What the exercise asks:
Pull each line containing "that" out of the data and copy it.

* * *

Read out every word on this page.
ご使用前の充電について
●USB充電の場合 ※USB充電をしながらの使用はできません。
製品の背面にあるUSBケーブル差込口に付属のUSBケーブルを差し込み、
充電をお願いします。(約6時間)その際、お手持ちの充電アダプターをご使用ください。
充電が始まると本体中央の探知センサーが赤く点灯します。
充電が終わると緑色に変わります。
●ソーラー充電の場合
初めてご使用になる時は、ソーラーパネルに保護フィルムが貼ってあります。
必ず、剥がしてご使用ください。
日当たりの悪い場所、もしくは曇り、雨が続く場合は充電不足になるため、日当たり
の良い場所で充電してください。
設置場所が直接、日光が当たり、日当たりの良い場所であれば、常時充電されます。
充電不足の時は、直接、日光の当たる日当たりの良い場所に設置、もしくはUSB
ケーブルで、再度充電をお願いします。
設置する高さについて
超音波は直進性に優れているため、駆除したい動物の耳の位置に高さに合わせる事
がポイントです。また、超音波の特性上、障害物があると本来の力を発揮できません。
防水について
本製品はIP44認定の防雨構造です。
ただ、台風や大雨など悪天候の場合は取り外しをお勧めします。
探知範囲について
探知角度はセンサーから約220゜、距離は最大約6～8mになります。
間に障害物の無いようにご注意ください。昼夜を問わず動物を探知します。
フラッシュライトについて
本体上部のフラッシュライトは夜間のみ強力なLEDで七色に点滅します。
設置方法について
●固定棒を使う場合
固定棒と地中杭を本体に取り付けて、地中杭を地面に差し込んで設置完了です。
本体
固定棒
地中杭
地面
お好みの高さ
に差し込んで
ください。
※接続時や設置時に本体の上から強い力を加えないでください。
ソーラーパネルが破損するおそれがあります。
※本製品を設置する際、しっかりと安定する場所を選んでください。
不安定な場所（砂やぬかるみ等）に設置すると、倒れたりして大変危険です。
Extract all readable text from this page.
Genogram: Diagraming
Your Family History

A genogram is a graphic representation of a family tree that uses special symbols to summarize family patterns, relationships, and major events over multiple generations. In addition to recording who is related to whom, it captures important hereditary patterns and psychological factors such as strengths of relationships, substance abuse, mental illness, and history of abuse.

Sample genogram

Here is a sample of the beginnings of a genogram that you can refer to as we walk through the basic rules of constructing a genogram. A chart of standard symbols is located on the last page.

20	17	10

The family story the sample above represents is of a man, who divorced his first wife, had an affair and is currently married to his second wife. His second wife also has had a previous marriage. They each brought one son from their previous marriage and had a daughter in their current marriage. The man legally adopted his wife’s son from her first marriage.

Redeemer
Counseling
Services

* * *

Answer to this exercise:
A genogram is a graphic representation of a family tree that uses special symbols to summarize family patterns, relationships, and major events over multiple generations. In addition to recording who is related to whom, it captures important hereditary patterns and psychological factors such as strengths of relationships, substance abuse, mental illness, and history of abuse.
Here is a sample of the beginnings of a genogram that you can refer to as we walk through the basic rules of constructing a genogram. A chart of standard symbols is located on the last page.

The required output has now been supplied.